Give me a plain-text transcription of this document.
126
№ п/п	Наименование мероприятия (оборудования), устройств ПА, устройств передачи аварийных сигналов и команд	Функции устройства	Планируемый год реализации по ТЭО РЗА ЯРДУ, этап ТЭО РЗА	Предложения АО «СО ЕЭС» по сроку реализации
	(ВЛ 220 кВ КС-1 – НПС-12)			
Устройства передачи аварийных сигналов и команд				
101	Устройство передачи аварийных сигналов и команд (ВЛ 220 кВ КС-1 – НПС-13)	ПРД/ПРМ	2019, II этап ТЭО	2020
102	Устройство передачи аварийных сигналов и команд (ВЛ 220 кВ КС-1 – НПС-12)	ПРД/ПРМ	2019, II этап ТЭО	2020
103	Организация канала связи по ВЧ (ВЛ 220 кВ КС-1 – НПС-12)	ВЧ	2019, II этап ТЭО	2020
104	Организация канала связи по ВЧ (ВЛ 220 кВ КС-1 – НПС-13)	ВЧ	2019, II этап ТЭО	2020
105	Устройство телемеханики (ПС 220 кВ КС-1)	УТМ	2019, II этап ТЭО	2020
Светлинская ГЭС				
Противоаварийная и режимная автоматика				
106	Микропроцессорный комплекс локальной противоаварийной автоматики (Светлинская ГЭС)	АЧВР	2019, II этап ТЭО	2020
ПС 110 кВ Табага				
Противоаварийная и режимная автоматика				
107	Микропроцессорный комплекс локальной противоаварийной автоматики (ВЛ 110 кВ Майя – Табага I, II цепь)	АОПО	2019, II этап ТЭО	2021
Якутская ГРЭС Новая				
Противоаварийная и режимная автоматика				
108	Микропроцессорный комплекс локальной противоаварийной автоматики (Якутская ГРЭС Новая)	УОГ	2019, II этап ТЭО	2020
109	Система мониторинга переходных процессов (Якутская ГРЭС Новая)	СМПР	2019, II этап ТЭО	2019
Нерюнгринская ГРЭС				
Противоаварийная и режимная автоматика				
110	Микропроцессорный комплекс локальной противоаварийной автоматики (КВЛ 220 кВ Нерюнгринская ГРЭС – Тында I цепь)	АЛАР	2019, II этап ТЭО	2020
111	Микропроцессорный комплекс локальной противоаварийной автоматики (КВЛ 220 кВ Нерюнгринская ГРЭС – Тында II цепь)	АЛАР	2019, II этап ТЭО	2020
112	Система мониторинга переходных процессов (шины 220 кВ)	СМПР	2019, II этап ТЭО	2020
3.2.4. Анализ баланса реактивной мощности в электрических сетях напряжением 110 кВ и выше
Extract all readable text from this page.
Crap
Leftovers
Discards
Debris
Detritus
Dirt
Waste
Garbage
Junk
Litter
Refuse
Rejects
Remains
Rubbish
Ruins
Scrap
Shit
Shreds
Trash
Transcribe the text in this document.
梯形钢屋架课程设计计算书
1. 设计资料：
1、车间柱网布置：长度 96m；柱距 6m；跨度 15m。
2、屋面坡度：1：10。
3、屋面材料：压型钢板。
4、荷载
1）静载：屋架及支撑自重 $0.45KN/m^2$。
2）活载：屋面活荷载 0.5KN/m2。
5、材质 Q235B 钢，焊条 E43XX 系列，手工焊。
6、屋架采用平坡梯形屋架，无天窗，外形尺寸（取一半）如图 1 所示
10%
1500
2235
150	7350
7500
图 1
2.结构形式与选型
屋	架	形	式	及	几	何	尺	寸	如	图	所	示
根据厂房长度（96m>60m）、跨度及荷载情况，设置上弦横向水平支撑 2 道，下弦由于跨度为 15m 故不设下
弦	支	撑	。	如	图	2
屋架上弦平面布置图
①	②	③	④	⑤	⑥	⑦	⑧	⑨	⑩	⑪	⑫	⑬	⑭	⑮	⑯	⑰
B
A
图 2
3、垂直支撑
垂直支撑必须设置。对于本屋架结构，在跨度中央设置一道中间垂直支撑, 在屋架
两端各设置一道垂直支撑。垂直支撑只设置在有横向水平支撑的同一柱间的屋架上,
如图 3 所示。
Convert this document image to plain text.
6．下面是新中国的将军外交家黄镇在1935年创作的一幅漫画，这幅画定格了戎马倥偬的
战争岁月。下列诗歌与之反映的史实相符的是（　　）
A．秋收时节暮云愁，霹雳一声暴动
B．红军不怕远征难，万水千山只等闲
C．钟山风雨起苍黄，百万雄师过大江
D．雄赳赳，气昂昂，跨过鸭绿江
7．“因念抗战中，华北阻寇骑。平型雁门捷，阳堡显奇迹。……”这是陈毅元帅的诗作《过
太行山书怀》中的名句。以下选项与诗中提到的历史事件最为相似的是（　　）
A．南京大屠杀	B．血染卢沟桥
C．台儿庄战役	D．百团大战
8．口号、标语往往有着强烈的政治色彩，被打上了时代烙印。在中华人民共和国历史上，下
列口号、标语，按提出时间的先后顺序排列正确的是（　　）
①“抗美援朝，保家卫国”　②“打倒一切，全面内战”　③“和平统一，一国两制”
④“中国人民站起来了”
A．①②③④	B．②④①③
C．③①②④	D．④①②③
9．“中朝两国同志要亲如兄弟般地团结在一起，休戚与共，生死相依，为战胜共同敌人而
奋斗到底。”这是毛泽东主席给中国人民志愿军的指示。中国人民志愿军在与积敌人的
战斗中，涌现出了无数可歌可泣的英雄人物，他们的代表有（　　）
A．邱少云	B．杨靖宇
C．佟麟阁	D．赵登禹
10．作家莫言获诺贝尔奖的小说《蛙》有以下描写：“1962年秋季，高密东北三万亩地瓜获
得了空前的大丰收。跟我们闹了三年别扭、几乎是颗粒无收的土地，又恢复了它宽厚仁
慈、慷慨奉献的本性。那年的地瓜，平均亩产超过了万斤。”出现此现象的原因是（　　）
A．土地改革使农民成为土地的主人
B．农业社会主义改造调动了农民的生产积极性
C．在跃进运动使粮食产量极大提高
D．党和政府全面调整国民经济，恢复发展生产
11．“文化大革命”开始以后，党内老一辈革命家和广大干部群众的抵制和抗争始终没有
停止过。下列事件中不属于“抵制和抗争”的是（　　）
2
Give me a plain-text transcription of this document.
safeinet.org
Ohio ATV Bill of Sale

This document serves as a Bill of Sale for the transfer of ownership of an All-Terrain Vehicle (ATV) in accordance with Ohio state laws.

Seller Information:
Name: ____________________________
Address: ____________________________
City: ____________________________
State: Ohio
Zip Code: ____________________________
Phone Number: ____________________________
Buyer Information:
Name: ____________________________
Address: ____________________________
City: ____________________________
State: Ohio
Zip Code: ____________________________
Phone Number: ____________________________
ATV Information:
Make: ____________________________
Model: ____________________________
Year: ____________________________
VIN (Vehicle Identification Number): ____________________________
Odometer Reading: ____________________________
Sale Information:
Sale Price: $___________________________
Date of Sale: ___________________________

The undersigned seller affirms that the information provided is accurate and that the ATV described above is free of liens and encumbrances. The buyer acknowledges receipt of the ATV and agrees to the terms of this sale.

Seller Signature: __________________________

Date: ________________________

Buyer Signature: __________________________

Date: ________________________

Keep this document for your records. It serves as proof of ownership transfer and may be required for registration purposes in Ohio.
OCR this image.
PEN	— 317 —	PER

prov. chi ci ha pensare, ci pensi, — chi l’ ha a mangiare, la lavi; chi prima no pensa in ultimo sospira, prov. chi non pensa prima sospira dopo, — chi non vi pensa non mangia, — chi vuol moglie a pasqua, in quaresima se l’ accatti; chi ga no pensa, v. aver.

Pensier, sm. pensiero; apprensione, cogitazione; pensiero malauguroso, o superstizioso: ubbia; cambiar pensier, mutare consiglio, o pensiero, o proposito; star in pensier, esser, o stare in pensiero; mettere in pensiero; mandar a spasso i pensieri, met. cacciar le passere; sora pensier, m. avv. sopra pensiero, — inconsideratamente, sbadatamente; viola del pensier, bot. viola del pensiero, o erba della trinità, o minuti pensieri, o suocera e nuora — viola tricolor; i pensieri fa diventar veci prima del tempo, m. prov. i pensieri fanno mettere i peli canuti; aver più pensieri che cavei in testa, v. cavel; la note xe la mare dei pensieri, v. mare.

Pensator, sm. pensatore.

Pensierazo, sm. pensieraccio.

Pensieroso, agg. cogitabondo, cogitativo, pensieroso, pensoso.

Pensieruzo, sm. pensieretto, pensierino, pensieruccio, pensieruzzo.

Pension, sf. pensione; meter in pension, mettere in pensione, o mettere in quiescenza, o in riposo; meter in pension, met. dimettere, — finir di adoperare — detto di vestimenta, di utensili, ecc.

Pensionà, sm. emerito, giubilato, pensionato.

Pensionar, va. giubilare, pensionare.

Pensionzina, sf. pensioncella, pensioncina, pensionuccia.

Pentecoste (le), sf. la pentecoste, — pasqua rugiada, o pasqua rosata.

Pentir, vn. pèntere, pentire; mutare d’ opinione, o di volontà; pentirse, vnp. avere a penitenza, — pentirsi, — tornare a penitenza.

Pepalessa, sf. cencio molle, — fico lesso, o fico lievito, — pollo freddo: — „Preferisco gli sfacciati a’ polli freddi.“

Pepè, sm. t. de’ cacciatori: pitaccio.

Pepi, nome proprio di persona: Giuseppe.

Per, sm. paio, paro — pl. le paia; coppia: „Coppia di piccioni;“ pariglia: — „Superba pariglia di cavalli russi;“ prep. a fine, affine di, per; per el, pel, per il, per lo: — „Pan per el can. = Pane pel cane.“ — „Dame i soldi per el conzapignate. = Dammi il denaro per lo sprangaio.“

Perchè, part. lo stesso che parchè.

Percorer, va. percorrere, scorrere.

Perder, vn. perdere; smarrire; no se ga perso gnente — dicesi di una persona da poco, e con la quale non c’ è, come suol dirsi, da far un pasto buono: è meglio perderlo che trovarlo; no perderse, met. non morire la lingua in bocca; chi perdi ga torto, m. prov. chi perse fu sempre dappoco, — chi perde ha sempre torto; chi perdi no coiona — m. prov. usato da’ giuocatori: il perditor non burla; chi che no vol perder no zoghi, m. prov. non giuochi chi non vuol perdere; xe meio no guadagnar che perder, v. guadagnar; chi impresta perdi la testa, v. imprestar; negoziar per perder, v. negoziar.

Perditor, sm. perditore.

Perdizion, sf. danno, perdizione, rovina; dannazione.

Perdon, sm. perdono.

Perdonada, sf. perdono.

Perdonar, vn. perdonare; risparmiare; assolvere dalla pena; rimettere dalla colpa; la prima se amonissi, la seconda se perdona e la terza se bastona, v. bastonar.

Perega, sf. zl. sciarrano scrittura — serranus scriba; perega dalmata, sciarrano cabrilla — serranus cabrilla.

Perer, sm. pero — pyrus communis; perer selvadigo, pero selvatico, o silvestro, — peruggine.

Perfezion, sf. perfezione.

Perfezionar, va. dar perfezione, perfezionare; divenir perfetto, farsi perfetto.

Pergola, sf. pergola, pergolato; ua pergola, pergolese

☆ ☆ ☆ ☆ ☆ ☆ ☆

Exercise description: Whenever "Тында" turns up in a line, pick that line out.

Task result:
110	Микропроцессорный комплекс локальной противоаварийной автоматики (КВЛ 220 кВ Нерюнгринская ГРЭС – Тында I цепь)	АЛАР	2019, II этап ТЭО	2020
111	Микропроцессорный комплекс локальной противоаварийной автоматики (КВЛ 220 кВ Нерюнгринская ГРЭС – Тында II цепь)	АЛАР	2019, II этап ТЭО	2020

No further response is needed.